**GIVEN INFORMATION**.
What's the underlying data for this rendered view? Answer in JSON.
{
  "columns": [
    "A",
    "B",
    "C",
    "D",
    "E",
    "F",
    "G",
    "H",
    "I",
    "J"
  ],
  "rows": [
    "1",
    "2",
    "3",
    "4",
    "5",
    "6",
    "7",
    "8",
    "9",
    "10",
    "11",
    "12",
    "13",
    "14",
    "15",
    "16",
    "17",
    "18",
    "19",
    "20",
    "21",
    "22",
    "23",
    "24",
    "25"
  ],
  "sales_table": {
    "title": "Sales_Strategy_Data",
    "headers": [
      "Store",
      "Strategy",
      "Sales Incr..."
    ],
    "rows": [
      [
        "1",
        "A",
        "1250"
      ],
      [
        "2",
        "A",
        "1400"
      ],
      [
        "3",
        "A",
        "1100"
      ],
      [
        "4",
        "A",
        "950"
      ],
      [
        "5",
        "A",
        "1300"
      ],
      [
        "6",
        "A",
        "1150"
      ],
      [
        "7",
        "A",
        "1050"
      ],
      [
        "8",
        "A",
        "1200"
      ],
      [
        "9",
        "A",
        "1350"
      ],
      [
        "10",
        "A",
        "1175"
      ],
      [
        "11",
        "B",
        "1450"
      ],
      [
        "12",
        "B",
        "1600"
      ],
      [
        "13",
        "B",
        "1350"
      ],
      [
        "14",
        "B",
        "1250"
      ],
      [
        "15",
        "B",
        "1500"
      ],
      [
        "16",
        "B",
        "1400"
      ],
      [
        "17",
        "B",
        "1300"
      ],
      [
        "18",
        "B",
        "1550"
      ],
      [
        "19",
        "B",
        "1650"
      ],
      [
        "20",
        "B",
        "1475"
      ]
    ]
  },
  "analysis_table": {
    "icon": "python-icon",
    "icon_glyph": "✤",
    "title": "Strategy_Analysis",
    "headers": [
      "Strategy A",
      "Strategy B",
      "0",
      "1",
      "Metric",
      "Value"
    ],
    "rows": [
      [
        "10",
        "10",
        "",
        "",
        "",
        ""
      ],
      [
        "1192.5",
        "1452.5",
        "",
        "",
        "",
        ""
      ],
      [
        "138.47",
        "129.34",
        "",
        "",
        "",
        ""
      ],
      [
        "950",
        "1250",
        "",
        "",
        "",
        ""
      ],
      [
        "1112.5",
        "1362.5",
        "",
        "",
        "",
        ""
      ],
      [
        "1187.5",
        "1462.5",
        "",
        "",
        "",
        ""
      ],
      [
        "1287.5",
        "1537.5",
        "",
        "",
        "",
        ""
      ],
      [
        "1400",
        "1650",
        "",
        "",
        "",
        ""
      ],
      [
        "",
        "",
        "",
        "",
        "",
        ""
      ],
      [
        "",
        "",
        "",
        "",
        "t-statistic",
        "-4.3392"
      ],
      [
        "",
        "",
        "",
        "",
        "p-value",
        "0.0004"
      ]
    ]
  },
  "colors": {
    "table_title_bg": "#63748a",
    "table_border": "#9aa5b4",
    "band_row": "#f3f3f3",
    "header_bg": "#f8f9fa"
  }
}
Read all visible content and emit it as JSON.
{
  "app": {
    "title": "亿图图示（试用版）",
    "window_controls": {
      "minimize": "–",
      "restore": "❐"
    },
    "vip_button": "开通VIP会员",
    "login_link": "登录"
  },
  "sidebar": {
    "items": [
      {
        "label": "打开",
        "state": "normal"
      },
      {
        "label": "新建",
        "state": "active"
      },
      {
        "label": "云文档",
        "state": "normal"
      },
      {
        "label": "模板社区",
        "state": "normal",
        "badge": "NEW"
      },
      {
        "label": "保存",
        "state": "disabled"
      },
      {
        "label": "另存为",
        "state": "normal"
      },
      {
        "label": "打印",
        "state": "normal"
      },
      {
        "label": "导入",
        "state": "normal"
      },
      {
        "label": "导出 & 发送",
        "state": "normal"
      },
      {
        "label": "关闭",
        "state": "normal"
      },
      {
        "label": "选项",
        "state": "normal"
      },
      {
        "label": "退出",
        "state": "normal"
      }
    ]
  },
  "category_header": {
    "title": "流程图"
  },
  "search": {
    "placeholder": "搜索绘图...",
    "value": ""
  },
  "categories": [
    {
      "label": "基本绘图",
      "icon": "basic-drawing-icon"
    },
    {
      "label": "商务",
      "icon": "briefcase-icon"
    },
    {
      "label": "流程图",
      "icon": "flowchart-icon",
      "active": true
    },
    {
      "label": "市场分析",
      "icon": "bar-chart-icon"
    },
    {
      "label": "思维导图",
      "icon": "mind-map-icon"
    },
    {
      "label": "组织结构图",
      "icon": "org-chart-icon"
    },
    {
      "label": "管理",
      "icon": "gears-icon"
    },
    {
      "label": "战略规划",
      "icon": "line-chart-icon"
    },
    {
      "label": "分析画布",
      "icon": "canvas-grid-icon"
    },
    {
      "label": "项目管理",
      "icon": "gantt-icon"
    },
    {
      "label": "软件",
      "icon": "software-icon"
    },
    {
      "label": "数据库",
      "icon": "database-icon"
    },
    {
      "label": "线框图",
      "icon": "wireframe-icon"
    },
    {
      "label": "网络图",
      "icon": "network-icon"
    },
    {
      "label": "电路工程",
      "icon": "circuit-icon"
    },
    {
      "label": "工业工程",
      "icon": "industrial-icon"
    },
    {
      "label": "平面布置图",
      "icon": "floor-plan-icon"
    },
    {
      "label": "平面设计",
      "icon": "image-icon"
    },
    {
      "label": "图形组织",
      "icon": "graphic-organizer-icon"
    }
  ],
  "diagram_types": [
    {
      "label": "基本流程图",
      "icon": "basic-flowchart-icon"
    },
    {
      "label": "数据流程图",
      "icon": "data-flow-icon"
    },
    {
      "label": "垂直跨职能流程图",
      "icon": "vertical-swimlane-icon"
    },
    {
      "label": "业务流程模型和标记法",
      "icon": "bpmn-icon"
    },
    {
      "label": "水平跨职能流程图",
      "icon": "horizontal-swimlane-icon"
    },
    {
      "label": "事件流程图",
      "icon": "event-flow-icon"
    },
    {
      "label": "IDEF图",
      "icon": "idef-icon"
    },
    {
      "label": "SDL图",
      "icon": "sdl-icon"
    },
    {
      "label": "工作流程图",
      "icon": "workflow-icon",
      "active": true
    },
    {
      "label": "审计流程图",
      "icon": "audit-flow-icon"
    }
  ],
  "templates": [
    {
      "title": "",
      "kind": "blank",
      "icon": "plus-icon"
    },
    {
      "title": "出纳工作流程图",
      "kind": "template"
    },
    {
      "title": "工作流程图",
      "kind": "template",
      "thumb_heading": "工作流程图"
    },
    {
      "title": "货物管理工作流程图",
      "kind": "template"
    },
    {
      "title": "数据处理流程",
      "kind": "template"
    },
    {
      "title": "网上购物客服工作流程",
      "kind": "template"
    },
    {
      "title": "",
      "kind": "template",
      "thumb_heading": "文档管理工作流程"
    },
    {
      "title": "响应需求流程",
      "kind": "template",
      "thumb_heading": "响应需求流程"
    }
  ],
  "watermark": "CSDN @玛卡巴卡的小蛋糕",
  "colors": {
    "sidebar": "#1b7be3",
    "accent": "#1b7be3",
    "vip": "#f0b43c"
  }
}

**EXERCISE DIRECTIONS**.
Restate the whole listing exactly.

**ANSWER FOR THIS EXERCISE**.
What's the underlying data for this rendered view? Answer in JSON.
{
  "columns": [
    "A",
    "B",
    "C",
    "D",
    "E",
    "F",
    "G",
    "H",
    "I",
    "J"
  ],
  "rows": [
    "1",
    "2",
    "3",
    "4",
    "5",
    "6",
    "7",
    "8",
    "9",
    "10",
    "11",
    "12",
    "13",
    "14",
    "15",
    "16",
    "17",
    "18",
    "19",
    "20",
    "21",
    "22",
    "23",
    "24",
    "25"
  ],
  "sales_table": {
    "title": "Sales_Strategy_Data",
    "headers": [
      "Store",
      "Strategy",
      "Sales Incr..."
    ],
    "rows": [
      [
        "1",
        "A",
        "1250"
      ],
      [
        "2",
        "A",
        "1400"
      ],
      [
        "3",
        "A",
        "1100"
      ],
      [
        "4",
        "A",
        "950"
      ],
      [
        "5",
        "A",
        "1300"
      ],
      [
        "6",
        "A",
        "1150"
      ],
      [
        "7",
        "A",
        "1050"
      ],
      [
        "8",
        "A",
        "1200"
      ],
      [
        "9",
        "A",
        "1350"
      ],
      [
        "10",
        "A",
        "1175"
      ],
      [
        "11",
        "B",
        "1450"
      ],
      [
        "12",
        "B",
        "1600"
      ],
      [
        "13",
        "B",
        "1350"
      ],
      [
        "14",
        "B",
        "1250"
      ],
      [
        "15",
        "B",
        "1500"
      ],
      [
        "16",
        "B",
        "1400"
      ],
      [
        "17",
        "B",
        "1300"
      ],
      [
        "18",
        "B",
        "1550"
      ],
      [
        "19",
        "B",
        "1650"
      ],
      [
        "20",
        "B",
        "1475"
      ]
    ]
  },
  "analysis_table": {
    "icon": "python-icon",
    "icon_glyph": "✤",
    "title": "Strategy_Analysis",
    "headers": [
      "Strategy A",
      "Strategy B",
      "0",
      "1",
      "Metric",
      "Value"
    ],
    "rows": [
      [
        "10",
        "10",
        "",
        "",
        "",
        ""
      ],
      [
        "1192.5",
        "1452.5",
        "",
        "",
        "",
        ""
      ],
      [
        "138.47",
        "129.34",
        "",
        "",
        "",
        ""
      ],
      [
        "950",
        "1250",
        "",
        "",
        "",
        ""
      ],
      [
        "1112.5",
        "1362.5",
        "",
        "",
        "",
        ""
      ],
      [
        "1187.5",
        "1462.5",
        "",
        "",
        "",
        ""
      ],
      [
        "1287.5",
        "1537.5",
        "",
        "",
        "",
        ""
      ],
      [
        "1400",
        "1650",
        "",
        "",
        "",
        ""
      ],
      [
        "",
        "",
        "",
        "",
        "",
        ""
      ],
      [
        "",
        "",
        "",
        "",
        "t-statistic",
        "-4.3392"
      ],
      [
        "",
        "",
        "",
        "",
        "p-value",
        "0.0004"
      ]
    ]
  },
  "colors": {
    "table_title_bg": "#63748a",
    "table_border": "#9aa5b4",
    "band_row": "#f3f3f3",
    "header_bg": "#f8f9fa"
  }
}
Read all visible content and emit it as JSON.
{
  "app": {
    "title": "亿图图示（试用版）",
    "window_controls": {
      "minimize": "–",
      "restore": "❐"
    },
    "vip_button": "开通VIP会员",
    "login_link": "登录"
  },
  "sidebar": {
    "items": [
      {
        "label": "打开",
        "state": "normal"
      },
      {
        "label": "新建",
        "state": "active"
      },
      {
        "label": "云文档",
        "state": "normal"
      },
      {
        "label": "模板社区",
        "state": "normal",
        "badge": "NEW"
      },
      {
        "label": "保存",
        "state": "disabled"
      },
      {
        "label": "另存为",
        "state": "normal"
      },
      {
        "label": "打印",
        "state": "normal"
      },
      {
        "label": "导入",
        "state": "normal"
      },
      {
        "label": "导出 & 发送",
        "state": "normal"
      },
      {
        "label": "关闭",
        "state": "normal"
      },
      {
        "label": "选项",
        "state": "normal"
      },
      {
        "label": "退出",
        "state": "normal"
      }
    ]
  },
  "category_header": {
    "title": "流程图"
  },
  "search": {
    "placeholder": "搜索绘图...",
    "value": ""
  },
  "categories": [
    {
      "label": "基本绘图",
      "icon": "basic-drawing-icon"
    },
    {
      "label": "商务",
      "icon": "briefcase-icon"
    },
    {
      "label": "流程图",
      "icon": "flowchart-icon",
      "active": true
    },
    {
      "label": "市场分析",
      "icon": "bar-chart-icon"
    },
    {
      "label": "思维导图",
      "icon": "mind-map-icon"
    },
    {
      "label": "组织结构图",
      "icon": "org-chart-icon"
    },
    {
      "label": "管理",
      "icon": "gears-icon"
    },
    {
      "label": "战略规划",
      "icon": "line-chart-icon"
    },
    {
      "label": "分析画布",
      "icon": "canvas-grid-icon"
    },
    {
      "label": "项目管理",
      "icon": "gantt-icon"
    },
    {
      "label": "软件",
      "icon": "software-icon"
    },
    {
      "label": "数据库",
      "icon": "database-icon"
    },
    {
      "label": "线框图",
      "icon": "wireframe-icon"
    },
    {
      "label": "网络图",
      "icon": "network-icon"
    },
    {
      "label": "电路工程",
      "icon": "circuit-icon"
    },
    {
      "label": "工业工程",
      "icon": "industrial-icon"
    },
    {
      "label": "平面布置图",
      "icon": "floor-plan-icon"
    },
    {
      "label": "平面设计",
      "icon": "image-icon"
    },
    {
      "label": "图形组织",
      "icon": "graphic-organizer-icon"
    }
  ],
  "diagram_types": [
    {
      "label": "基本流程图",
      "icon": "basic-flowchart-icon"
    },
    {
      "label": "数据流程图",
      "icon": "data-flow-icon"
    },
    {
      "label": "垂直跨职能流程图",
      "icon": "vertical-swimlane-icon"
    },
    {
      "label": "业务流程模型和标记法",
      "icon": "bpmn-icon"
    },
    {
      "label": "水平跨职能流程图",
      "icon": "horizontal-swimlane-icon"
    },
    {
      "label": "事件流程图",
      "icon": "event-flow-icon"
    },
    {
      "label": "IDEF图",
      "icon": "idef-icon"
    },
    {
      "label": "SDL图",
      "icon": "sdl-icon"
    },
    {
      "label": "工作流程图",
      "icon": "workflow-icon",
      "active": true
    },
    {
      "label": "审计流程图",
      "icon": "audit-flow-icon"
    }
  ],
  "templates": [
    {
      "title": "",
      "kind": "blank",
      "icon": "plus-icon"
    },
    {
      "title": "出纳工作流程图",
      "kind": "template"
    },
    {
      "title": "工作流程图",
      "kind": "template",
      "thumb_heading": "工作流程图"
    },
    {
      "title": "货物管理工作流程图",
      "kind": "template"
    },
    {
      "title": "数据处理流程",
      "kind": "template"
    },
    {
      "title": "网上购物客服工作流程",
      "kind": "template"
    },
    {
      "title": "",
      "kind": "template",
      "thumb_heading": "文档管理工作流程"
    },
    {
      "title": "响应需求流程",
      "kind": "template",
      "thumb_heading": "响应需求流程"
    }
  ],
  "watermark": "CSDN @玛卡巴卡的小蛋糕",
  "colors": {
    "sidebar": "#1b7be3",
    "accent": "#1b7be3",
    "vip": "#f0b43c"
  }
}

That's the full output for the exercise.